> Objective
From the entries below, copy every line holding the word "заданий".
:: Dataset records
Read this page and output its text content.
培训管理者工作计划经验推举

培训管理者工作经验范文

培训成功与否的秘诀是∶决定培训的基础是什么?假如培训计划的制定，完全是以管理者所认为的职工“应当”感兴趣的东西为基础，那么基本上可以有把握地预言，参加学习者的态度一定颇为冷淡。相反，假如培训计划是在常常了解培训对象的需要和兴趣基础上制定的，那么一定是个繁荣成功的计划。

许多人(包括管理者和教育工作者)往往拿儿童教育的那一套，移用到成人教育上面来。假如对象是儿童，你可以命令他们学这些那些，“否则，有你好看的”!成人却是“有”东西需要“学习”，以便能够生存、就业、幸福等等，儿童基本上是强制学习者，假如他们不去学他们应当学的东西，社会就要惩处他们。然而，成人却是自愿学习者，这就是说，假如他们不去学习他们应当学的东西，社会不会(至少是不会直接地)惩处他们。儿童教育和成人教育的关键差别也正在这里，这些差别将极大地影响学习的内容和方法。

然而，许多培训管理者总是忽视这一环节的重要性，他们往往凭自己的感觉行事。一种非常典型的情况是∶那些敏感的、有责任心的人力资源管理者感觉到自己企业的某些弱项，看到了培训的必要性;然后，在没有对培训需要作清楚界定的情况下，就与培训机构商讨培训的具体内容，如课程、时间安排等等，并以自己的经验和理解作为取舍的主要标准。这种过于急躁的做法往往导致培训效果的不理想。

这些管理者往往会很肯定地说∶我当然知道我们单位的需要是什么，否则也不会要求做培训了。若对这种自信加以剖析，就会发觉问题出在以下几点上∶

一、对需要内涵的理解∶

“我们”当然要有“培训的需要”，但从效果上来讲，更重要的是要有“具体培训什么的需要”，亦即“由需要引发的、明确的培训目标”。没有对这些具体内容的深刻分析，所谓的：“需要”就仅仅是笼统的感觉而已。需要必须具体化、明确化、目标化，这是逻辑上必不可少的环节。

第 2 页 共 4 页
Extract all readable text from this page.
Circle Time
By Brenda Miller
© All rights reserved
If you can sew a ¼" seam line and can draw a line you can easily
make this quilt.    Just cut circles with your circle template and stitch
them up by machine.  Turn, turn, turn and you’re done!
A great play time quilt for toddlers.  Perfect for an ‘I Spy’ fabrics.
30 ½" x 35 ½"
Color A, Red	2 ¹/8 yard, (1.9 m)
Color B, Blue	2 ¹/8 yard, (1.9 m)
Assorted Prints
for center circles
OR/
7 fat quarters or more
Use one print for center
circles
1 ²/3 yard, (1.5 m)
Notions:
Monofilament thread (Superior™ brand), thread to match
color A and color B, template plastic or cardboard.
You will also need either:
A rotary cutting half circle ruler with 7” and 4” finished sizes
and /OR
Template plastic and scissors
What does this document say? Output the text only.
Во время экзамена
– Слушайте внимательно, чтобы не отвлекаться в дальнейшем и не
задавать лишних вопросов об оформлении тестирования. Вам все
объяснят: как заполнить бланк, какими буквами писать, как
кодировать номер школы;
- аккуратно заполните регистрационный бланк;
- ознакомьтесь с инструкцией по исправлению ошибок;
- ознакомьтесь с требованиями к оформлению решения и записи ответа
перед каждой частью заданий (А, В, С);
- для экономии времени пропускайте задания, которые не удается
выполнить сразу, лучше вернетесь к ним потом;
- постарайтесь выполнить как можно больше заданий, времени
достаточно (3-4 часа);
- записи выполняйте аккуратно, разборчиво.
::::
> Task answer
перед каждой частью заданий (А, В, С);
- постарайтесь выполнить как можно больше заданий, времени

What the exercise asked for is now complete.